* What needs to be done *
Go through the data line by line. Copy each one holding the string "Hospital".

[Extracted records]

►

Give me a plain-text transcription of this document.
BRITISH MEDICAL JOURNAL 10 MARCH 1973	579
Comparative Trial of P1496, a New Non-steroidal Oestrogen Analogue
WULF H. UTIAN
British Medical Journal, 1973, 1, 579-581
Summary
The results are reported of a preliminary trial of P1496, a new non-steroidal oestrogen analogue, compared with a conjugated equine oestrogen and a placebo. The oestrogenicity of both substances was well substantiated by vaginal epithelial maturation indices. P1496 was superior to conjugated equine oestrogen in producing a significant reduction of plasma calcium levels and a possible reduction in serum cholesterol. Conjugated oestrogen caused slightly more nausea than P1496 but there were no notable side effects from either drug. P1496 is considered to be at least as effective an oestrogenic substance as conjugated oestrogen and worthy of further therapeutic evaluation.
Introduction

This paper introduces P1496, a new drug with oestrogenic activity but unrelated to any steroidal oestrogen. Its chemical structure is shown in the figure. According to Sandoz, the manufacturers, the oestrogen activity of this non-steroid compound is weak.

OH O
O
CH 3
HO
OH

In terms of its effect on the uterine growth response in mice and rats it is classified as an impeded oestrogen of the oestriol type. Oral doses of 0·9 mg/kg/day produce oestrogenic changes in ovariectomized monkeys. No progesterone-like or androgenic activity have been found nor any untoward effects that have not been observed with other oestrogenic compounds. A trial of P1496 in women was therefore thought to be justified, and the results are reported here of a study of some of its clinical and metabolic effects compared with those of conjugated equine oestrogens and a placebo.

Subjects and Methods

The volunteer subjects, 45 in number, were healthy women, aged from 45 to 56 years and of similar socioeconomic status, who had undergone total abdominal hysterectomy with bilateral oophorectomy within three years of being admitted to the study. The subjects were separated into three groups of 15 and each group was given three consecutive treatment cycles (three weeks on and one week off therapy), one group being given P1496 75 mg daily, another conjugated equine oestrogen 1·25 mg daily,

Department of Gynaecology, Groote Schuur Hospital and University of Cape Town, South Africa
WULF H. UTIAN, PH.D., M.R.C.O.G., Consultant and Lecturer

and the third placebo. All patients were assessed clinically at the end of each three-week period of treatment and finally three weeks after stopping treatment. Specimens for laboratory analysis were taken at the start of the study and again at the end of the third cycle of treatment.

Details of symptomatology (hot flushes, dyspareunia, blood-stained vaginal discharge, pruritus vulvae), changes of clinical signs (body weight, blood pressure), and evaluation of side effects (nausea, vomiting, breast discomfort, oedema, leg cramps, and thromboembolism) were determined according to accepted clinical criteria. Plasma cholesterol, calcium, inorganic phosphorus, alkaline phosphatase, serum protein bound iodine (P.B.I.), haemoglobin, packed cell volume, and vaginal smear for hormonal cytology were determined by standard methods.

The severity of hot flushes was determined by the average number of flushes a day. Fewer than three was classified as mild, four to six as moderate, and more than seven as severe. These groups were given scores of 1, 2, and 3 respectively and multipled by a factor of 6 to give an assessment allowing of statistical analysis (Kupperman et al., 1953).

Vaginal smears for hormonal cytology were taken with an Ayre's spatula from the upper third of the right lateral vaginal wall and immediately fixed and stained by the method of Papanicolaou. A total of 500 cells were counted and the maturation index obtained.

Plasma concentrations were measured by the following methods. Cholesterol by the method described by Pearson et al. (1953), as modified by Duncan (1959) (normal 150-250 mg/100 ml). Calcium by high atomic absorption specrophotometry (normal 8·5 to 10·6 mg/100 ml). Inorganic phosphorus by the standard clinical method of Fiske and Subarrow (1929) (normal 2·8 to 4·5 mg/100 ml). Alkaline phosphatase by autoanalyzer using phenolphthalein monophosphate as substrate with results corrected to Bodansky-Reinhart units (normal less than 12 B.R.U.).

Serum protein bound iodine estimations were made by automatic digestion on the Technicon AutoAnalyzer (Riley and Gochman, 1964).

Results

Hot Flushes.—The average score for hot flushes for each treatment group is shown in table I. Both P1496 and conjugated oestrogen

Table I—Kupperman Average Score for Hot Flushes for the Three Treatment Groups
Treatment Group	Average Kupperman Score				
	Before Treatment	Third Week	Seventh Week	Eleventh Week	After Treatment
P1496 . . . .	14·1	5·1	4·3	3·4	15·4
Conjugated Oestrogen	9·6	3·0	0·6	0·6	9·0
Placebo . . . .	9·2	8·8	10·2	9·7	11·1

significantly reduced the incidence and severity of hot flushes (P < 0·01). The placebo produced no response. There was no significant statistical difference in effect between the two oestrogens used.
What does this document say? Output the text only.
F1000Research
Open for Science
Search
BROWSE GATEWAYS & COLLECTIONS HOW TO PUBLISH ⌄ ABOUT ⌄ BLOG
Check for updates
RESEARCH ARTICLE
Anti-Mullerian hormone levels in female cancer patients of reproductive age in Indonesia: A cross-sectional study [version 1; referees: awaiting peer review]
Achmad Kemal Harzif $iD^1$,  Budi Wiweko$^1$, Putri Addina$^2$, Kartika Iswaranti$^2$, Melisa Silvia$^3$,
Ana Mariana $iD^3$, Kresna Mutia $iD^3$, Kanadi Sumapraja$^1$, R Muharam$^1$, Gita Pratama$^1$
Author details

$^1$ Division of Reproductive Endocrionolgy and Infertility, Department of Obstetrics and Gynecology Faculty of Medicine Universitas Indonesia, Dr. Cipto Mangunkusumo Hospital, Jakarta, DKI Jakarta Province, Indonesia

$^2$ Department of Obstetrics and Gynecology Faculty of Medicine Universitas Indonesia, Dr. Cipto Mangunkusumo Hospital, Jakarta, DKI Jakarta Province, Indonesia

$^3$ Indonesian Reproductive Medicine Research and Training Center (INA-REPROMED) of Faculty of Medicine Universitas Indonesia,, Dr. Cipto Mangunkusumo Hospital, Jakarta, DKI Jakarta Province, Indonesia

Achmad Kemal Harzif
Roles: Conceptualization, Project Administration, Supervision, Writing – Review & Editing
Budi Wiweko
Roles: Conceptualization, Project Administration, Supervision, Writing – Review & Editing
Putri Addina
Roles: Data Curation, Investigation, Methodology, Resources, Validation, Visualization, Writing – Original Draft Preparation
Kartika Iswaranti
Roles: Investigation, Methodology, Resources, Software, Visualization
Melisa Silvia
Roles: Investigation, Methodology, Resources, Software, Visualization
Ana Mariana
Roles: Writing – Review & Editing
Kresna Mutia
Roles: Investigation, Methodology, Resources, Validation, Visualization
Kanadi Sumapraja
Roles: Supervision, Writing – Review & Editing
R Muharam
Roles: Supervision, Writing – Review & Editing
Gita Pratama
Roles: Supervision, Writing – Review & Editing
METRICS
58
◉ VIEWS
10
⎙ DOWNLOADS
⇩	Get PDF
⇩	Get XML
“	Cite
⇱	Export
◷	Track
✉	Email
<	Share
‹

◄

* Solution to this problem *
Department of Gynaecology, Groote Schuur Hospital and University of Cape Town, South Africa
$^1$ Division of Reproductive Endocrionolgy and Infertility, Department of Obstetrics and Gynecology Faculty of Medicine Universitas Indonesia, Dr. Cipto Mangunkusumo Hospital, Jakarta, DKI Jakarta Province, Indonesia
$^2$ Department of Obstetrics and Gynecology Faculty of Medicine Universitas Indonesia, Dr. Cipto Mangunkusumo Hospital, Jakarta, DKI Jakarta Province, Indonesia
$^3$ Indonesian Reproductive Medicine Research and Training Center (INA-REPROMED) of Faculty of Medicine Universitas Indonesia,, Dr. Cipto Mangunkusumo Hospital, Jakarta, DKI Jakarta Province, Indonesia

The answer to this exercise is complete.